▶ **WHAT YOU NEED TO DO**: Copy each of the following rows without any changes, keeping them in the same order.

▶ **SUPPLIED INFORMATION**:
-- BEGIN --
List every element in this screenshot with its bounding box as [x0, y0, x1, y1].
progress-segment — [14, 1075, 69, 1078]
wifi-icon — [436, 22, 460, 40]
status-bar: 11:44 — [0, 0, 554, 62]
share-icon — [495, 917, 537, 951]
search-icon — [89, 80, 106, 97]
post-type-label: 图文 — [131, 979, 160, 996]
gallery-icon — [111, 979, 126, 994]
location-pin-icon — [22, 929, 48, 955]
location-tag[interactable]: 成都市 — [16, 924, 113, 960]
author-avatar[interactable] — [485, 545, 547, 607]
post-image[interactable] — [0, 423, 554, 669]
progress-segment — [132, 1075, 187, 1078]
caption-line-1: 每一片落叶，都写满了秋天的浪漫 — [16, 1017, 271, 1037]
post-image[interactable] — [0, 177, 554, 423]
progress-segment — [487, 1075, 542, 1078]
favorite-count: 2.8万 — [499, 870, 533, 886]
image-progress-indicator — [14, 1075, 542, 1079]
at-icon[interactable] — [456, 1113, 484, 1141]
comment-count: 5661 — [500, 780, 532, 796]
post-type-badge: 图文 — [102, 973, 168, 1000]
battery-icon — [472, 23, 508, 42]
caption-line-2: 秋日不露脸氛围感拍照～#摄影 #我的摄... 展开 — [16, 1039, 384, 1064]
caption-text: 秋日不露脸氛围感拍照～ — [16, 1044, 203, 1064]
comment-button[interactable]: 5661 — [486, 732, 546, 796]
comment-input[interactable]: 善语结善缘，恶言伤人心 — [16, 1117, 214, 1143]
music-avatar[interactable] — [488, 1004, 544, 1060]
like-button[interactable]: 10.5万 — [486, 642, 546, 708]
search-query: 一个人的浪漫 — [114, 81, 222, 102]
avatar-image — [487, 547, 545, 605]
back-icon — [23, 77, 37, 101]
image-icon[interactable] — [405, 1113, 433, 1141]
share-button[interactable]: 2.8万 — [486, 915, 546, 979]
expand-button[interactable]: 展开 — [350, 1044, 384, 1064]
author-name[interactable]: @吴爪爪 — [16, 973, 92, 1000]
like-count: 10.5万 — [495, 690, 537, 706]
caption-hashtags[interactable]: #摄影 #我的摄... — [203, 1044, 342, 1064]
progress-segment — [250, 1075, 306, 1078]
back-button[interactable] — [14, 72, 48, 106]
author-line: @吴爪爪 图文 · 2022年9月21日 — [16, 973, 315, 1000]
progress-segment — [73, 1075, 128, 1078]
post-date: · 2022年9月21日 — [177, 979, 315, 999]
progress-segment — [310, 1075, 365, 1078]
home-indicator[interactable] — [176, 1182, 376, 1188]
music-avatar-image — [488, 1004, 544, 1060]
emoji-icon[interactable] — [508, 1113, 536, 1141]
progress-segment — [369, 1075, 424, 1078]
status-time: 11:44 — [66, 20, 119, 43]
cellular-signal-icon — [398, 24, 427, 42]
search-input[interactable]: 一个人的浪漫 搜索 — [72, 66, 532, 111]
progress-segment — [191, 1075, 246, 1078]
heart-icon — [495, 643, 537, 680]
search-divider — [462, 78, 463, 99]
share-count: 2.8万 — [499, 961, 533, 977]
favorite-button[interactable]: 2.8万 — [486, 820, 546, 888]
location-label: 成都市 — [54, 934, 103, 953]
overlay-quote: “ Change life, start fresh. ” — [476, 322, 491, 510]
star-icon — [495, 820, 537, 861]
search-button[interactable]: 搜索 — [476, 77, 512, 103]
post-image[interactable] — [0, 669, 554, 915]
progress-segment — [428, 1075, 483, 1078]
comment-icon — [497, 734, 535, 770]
-- END --
▶ **EXERCISE RESULT**:
List every element in this screenshot with its bounding box as [x0, y0, x1, y1].
progress-segment — [14, 1075, 69, 1078]
wifi-icon — [436, 22, 460, 40]
status-bar: 11:44 — [0, 0, 554, 62]
share-icon — [495, 917, 537, 951]
search-icon — [89, 80, 106, 97]
post-type-label: 图文 — [131, 979, 160, 996]
gallery-icon — [111, 979, 126, 994]
location-pin-icon — [22, 929, 48, 955]
location-tag[interactable]: 成都市 — [16, 924, 113, 960]
author-avatar[interactable] — [485, 545, 547, 607]
post-image[interactable] — [0, 423, 554, 669]
progress-segment — [132, 1075, 187, 1078]
caption-line-1: 每一片落叶，都写满了秋天的浪漫 — [16, 1017, 271, 1037]
post-image[interactable] — [0, 177, 554, 423]
progress-segment — [487, 1075, 542, 1078]
favorite-count: 2.8万 — [499, 870, 533, 886]
image-progress-indicator — [14, 1075, 542, 1079]
at-icon[interactable] — [456, 1113, 484, 1141]
comment-count: 5661 — [500, 780, 532, 796]
post-type-badge: 图文 — [102, 973, 168, 1000]
battery-icon — [472, 23, 508, 42]
caption-line-2: 秋日不露脸氛围感拍照～#摄影 #我的摄... 展开 — [16, 1039, 384, 1064]
caption-text: 秋日不露脸氛围感拍照～ — [16, 1044, 203, 1064]
comment-button[interactable]: 5661 — [486, 732, 546, 796]
comment-input[interactable]: 善语结善缘，恶言伤人心 — [16, 1117, 214, 1143]
music-avatar[interactable] — [488, 1004, 544, 1060]
like-button[interactable]: 10.5万 — [486, 642, 546, 708]
search-query: 一个人的浪漫 — [114, 81, 222, 102]
avatar-image — [487, 547, 545, 605]
back-icon — [23, 77, 37, 101]
image-icon[interactable] — [405, 1113, 433, 1141]
share-button[interactable]: 2.8万 — [486, 915, 546, 979]
expand-button[interactable]: 展开 — [350, 1044, 384, 1064]
author-name[interactable]: @吴爪爪 — [16, 973, 92, 1000]
like-count: 10.5万 — [495, 690, 537, 706]
caption-hashtags[interactable]: #摄影 #我的摄... — [203, 1044, 342, 1064]
progress-segment — [250, 1075, 306, 1078]
back-button[interactable] — [14, 72, 48, 106]
author-line: @吴爪爪 图文 · 2022年9月21日 — [16, 973, 315, 1000]
progress-segment — [73, 1075, 128, 1078]
post-date: · 2022年9月21日 — [177, 979, 315, 999]
progress-segment — [310, 1075, 365, 1078]
home-indicator[interactable] — [176, 1182, 376, 1188]
music-avatar-image — [488, 1004, 544, 1060]
emoji-icon[interactable] — [508, 1113, 536, 1141]
progress-segment — [369, 1075, 424, 1078]
status-time: 11:44 — [66, 20, 119, 43]
cellular-signal-icon — [398, 24, 427, 42]
search-input[interactable]: 一个人的浪漫 搜索 — [72, 66, 532, 111]
progress-segment — [191, 1075, 246, 1078]
heart-icon — [495, 643, 537, 680]
search-divider — [462, 78, 463, 99]
share-count: 2.8万 — [499, 961, 533, 977]
favorite-button[interactable]: 2.8万 — [486, 820, 546, 888]
location-label: 成都市 — [54, 934, 103, 953]
overlay-quote: “ Change life, start fresh. ” — [476, 322, 491, 510]
star-icon — [495, 820, 537, 861]
search-button[interactable]: 搜索 — [476, 77, 512, 103]
post-image[interactable] — [0, 669, 554, 915]
progress-segment — [428, 1075, 483, 1078]
comment-icon — [497, 734, 535, 770]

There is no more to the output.